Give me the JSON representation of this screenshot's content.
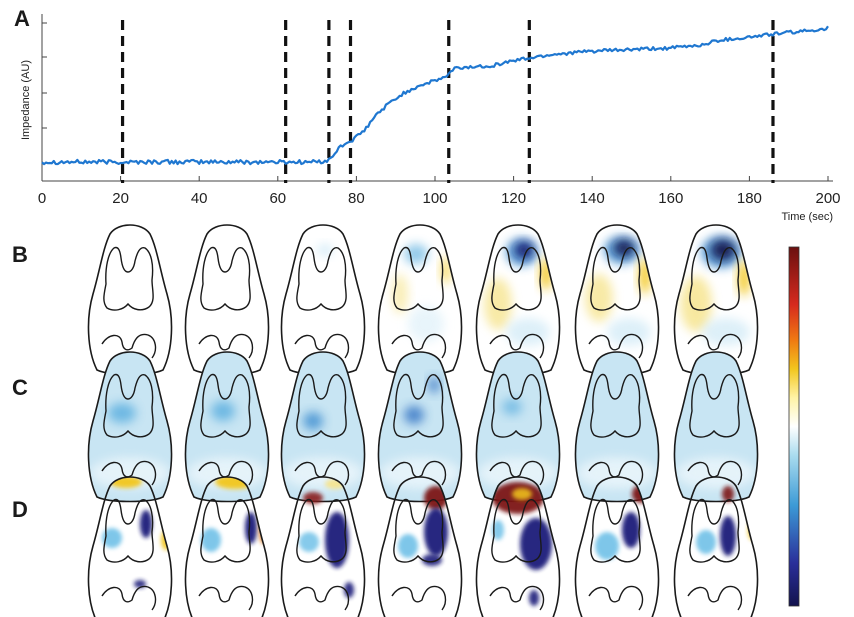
{
  "panels": {
    "a": "A",
    "b": "B",
    "c": "C",
    "d": "D"
  },
  "chart_data": {
    "type": "line",
    "title": "",
    "xlabel": "Time (sec)",
    "ylabel": "Impedance (AU)",
    "xlim": [
      0,
      200
    ],
    "ylim": [
      0,
      10
    ],
    "xticks": [
      0,
      20,
      40,
      60,
      80,
      100,
      120,
      140,
      160,
      180,
      200
    ],
    "x": [
      0,
      20,
      40,
      60,
      70,
      73,
      76,
      79,
      82,
      85,
      88,
      92,
      96,
      100,
      103,
      105,
      110,
      115,
      120,
      125,
      130,
      140,
      150,
      160,
      168,
      172,
      176,
      180,
      186,
      190,
      195,
      200
    ],
    "series": [
      {
        "name": "Impedance",
        "color": "#1f77d0",
        "values": [
          0.9,
          0.9,
          0.9,
          0.9,
          0.9,
          1.0,
          1.9,
          2.3,
          2.9,
          3.9,
          4.6,
          5.3,
          5.8,
          6.1,
          6.4,
          6.9,
          7.0,
          7.1,
          7.4,
          7.6,
          7.8,
          8.0,
          8.1,
          8.2,
          8.4,
          8.7,
          8.8,
          8.9,
          9.1,
          9.2,
          9.3,
          9.5
        ]
      }
    ],
    "event_markers": [
      20.5,
      62,
      73,
      78.5,
      103.5,
      124,
      186
    ]
  },
  "image_rows": [
    "B",
    "C",
    "D"
  ],
  "colors": {
    "line": "#1f77d0",
    "colorbar": [
      "#12124d",
      "#3643a8",
      "#3c9ad6",
      "#aadcef",
      "#ffffff",
      "#fff3a6",
      "#f2c61e",
      "#f07a12",
      "#d62a1e",
      "#821616"
    ]
  }
}
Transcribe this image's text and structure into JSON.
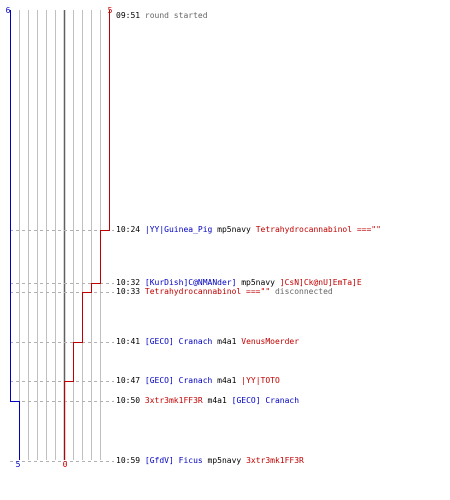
{
  "scores": {
    "blue_top": "6",
    "red_top": "5",
    "blue_bottom": "5",
    "red_bottom": "0"
  },
  "colors": {
    "blue": "#0000c0",
    "red": "#c00000",
    "grid": "#c0c0c0",
    "center": "#606060",
    "dash": "#b0b0b0"
  },
  "events": [
    {
      "time": "09:51",
      "parts": [
        {
          "text": "round started",
          "color": "grey"
        }
      ]
    },
    {
      "time": "10:24",
      "parts": [
        {
          "text": "|YY|Guinea_Pig",
          "color": "blue"
        },
        {
          "text": "mp5navy",
          "color": "black"
        },
        {
          "text": "Tetrahydrocannabinol ===\"\"",
          "color": "red"
        }
      ]
    },
    {
      "time": "10:32",
      "parts": [
        {
          "text": "[KurDish]C@NMANder]",
          "color": "blue"
        },
        {
          "text": "mp5navy",
          "color": "black"
        },
        {
          "text": "]CsN]Ck@nU]EmTa]E",
          "color": "red"
        }
      ]
    },
    {
      "time": "10:33",
      "parts": [
        {
          "text": "Tetrahydrocannabinol ===\"\"",
          "color": "red"
        },
        {
          "text": "disconnected",
          "color": "grey"
        }
      ]
    },
    {
      "time": "10:41",
      "parts": [
        {
          "text": "[GECO] Cranach",
          "color": "blue"
        },
        {
          "text": "m4a1",
          "color": "black"
        },
        {
          "text": "VenusMoerder",
          "color": "red"
        }
      ]
    },
    {
      "time": "10:47",
      "parts": [
        {
          "text": "[GECO] Cranach",
          "color": "blue"
        },
        {
          "text": "m4a1",
          "color": "black"
        },
        {
          "text": "|YY|TOTO",
          "color": "red"
        }
      ]
    },
    {
      "time": "10:50",
      "parts": [
        {
          "text": "3xtr3mk1FF3R",
          "color": "red"
        },
        {
          "text": "m4a1",
          "color": "black"
        },
        {
          "text": "[GECO] Cranach",
          "color": "blue"
        }
      ]
    },
    {
      "time": "10:59",
      "parts": [
        {
          "text": "[GfdV] Ficus",
          "color": "blue"
        },
        {
          "text": "mp5navy",
          "color": "black"
        },
        {
          "text": "3xtr3mk1FF3R",
          "color": "red"
        }
      ]
    }
  ]
}
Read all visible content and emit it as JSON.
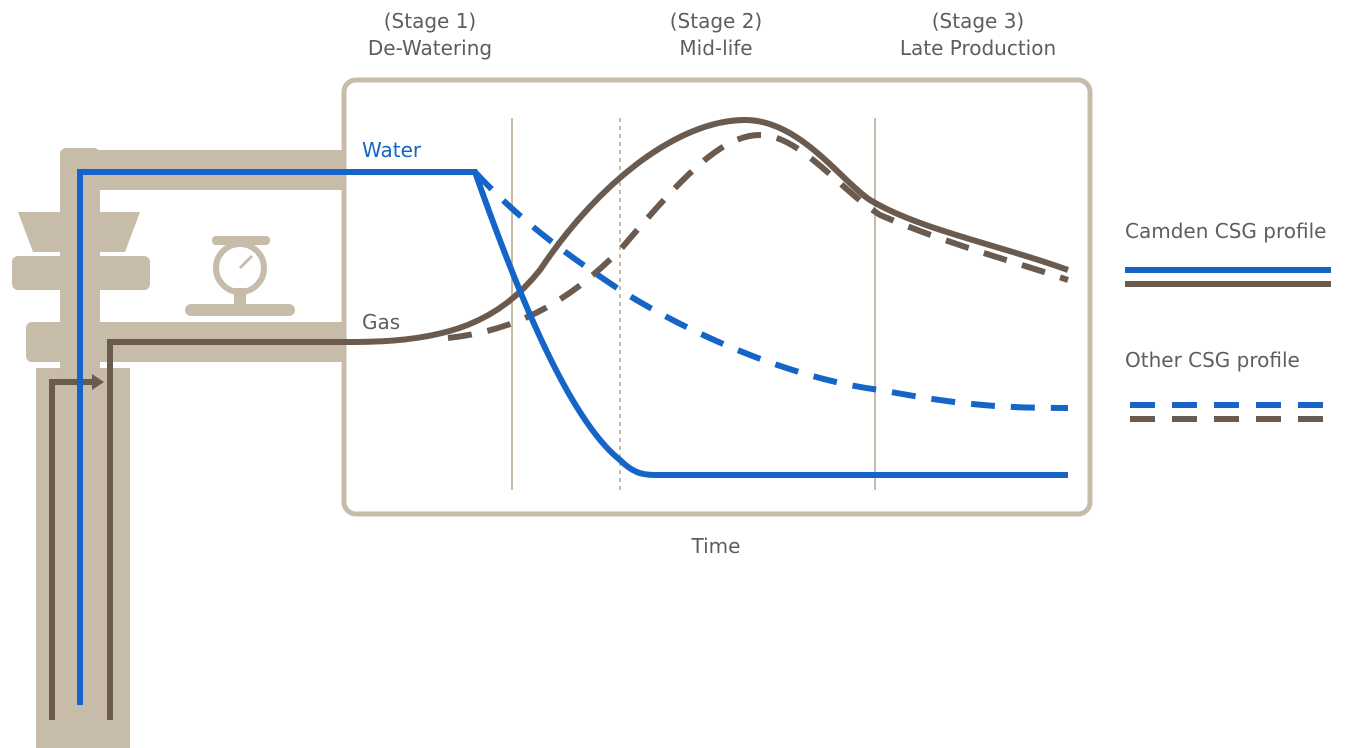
{
  "stages": [
    {
      "number": "(Stage 1)",
      "name": "De-Watering"
    },
    {
      "number": "(Stage 2)",
      "name": "Mid-life"
    },
    {
      "number": "(Stage 3)",
      "name": "Late Production"
    }
  ],
  "labels": {
    "water": "Water",
    "gas": "Gas",
    "x_axis": "Time"
  },
  "legend": [
    {
      "label": "Camden CSG profile"
    },
    {
      "label": "Other CSG profile"
    }
  ]
}
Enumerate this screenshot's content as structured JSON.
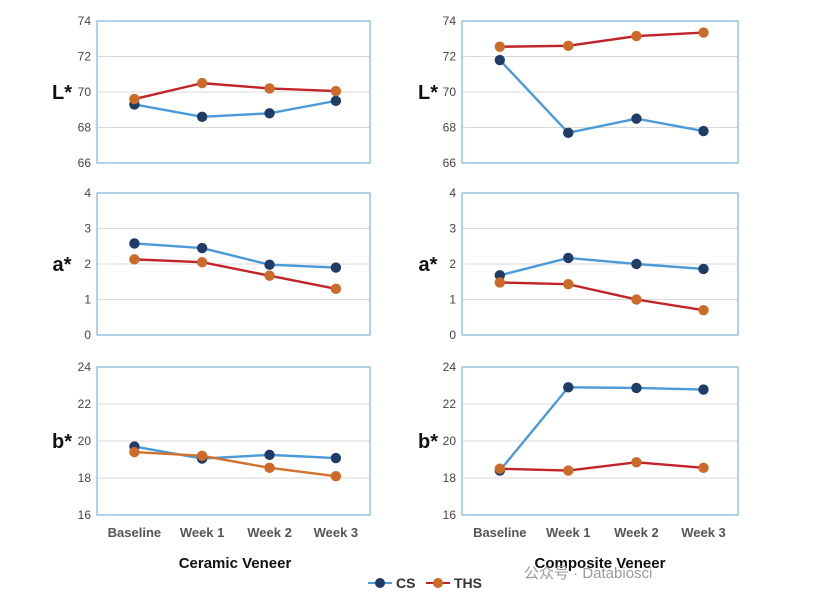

+---+

- _The request_: Copy the material exactly. Do not include the pictures.

- _Response to the exercise_:
Give me the JSON representation of this screenshot's content.
{
  "panels": {
    "a": "A",
    "b": "B",
    "c": "C",
    "d": "D"
  },
  "chart_data": {
    "type": "line",
    "title": "",
    "xlabel": "Time (sec)",
    "ylabel": "Impedance (AU)",
    "xlim": [
      0,
      200
    ],
    "ylim": [
      0,
      10
    ],
    "xticks": [
      0,
      20,
      40,
      60,
      80,
      100,
      120,
      140,
      160,
      180,
      200
    ],
    "x": [
      0,
      20,
      40,
      60,
      70,
      73,
      76,
      79,
      82,
      85,
      88,
      92,
      96,
      100,
      103,
      105,
      110,
      115,
      120,
      125,
      130,
      140,
      150,
      160,
      168,
      172,
      176,
      180,
      186,
      190,
      195,
      200
    ],
    "series": [
      {
        "name": "Impedance",
        "color": "#1f77d0",
        "values": [
          0.9,
          0.9,
          0.9,
          0.9,
          0.9,
          1.0,
          1.9,
          2.3,
          2.9,
          3.9,
          4.6,
          5.3,
          5.8,
          6.1,
          6.4,
          6.9,
          7.0,
          7.1,
          7.4,
          7.6,
          7.8,
          8.0,
          8.1,
          8.2,
          8.4,
          8.7,
          8.8,
          8.9,
          9.1,
          9.2,
          9.3,
          9.5
        ]
      }
    ],
    "event_markers": [
      20.5,
      62,
      73,
      78.5,
      103.5,
      124,
      186
    ]
  },
  "image_rows": [
    "B",
    "C",
    "D"
  ],
  "colors": {
    "line": "#1f77d0",
    "colorbar": [
      "#12124d",
      "#3643a8",
      "#3c9ad6",
      "#aadcef",
      "#ffffff",
      "#fff3a6",
      "#f2c61e",
      "#f07a12",
      "#d62a1e",
      "#821616"
    ]
  }
}
Transcribe this image's text and structure into JSON.
{
  "scores": {
    "blue_top": "6",
    "red_top": "5",
    "blue_bottom": "5",
    "red_bottom": "0"
  },
  "colors": {
    "blue": "#0000c0",
    "red": "#c00000",
    "grid": "#c0c0c0",
    "center": "#606060",
    "dash": "#b0b0b0"
  },
  "events": [
    {
      "time": "09:51",
      "parts": [
        {
          "text": "round started",
          "color": "grey"
        }
      ]
    },
    {
      "time": "10:24",
      "parts": [
        {
          "text": "|YY|Guinea_Pig",
          "color": "blue"
        },
        {
          "text": "mp5navy",
          "color": "black"
        },
        {
          "text": "Tetrahydrocannabinol ===\"\"",
          "color": "red"
        }
      ]
    },
    {
      "time": "10:32",
      "parts": [
        {
          "text": "[KurDish]C@NMANder]",
          "color": "blue"
        },
        {
          "text": "mp5navy",
          "color": "black"
        },
        {
          "text": "]CsN]Ck@nU]EmTa]E",
          "color": "red"
        }
      ]
    },
    {
      "time": "10:33",
      "parts": [
        {
          "text": "Tetrahydrocannabinol ===\"\"",
          "color": "red"
        },
        {
          "text": "disconnected",
          "color": "grey"
        }
      ]
    },
    {
      "time": "10:41",
      "parts": [
        {
          "text": "[GECO] Cranach",
          "color": "blue"
        },
        {
          "text": "m4a1",
          "color": "black"
        },
        {
          "text": "VenusMoerder",
          "color": "red"
        }
      ]
    },
    {
      "time": "10:47",
      "parts": [
        {
          "text": "[GECO] Cranach",
          "color": "blue"
        },
        {
          "text": "m4a1",
          "color": "black"
        },
        {
          "text": "|YY|TOTO",
          "color": "red"
        }
      ]
    },
    {
      "time": "10:50",
      "parts": [
        {
          "text": "3xtr3mk1FF3R",
          "color": "red"
        },
        {
          "text": "m4a1",
          "color": "black"
        },
        {
          "text": "[GECO] Cranach",
          "color": "blue"
        }
      ]
    },
    {
      "time": "10:59",
      "parts": [
        {
          "text": "[GfdV] Ficus",
          "color": "blue"
        },
        {
          "text": "mp5navy",
          "color": "black"
        },
        {
          "text": "3xtr3mk1FF3R",
          "color": "red"
        }
      ]
    }
  ]
}
Read all visible content and emit it as JSON.
{
  "stages": [
    {
      "number": "(Stage 1)",
      "name": "De-Watering"
    },
    {
      "number": "(Stage 2)",
      "name": "Mid-life"
    },
    {
      "number": "(Stage 3)",
      "name": "Late Production"
    }
  ],
  "labels": {
    "water": "Water",
    "gas": "Gas",
    "x_axis": "Time"
  },
  "legend": [
    {
      "label": "Camden CSG profile"
    },
    {
      "label": "Other CSG profile"
    }
  ]
}
Enumerate this screenshot's content as structured JSON.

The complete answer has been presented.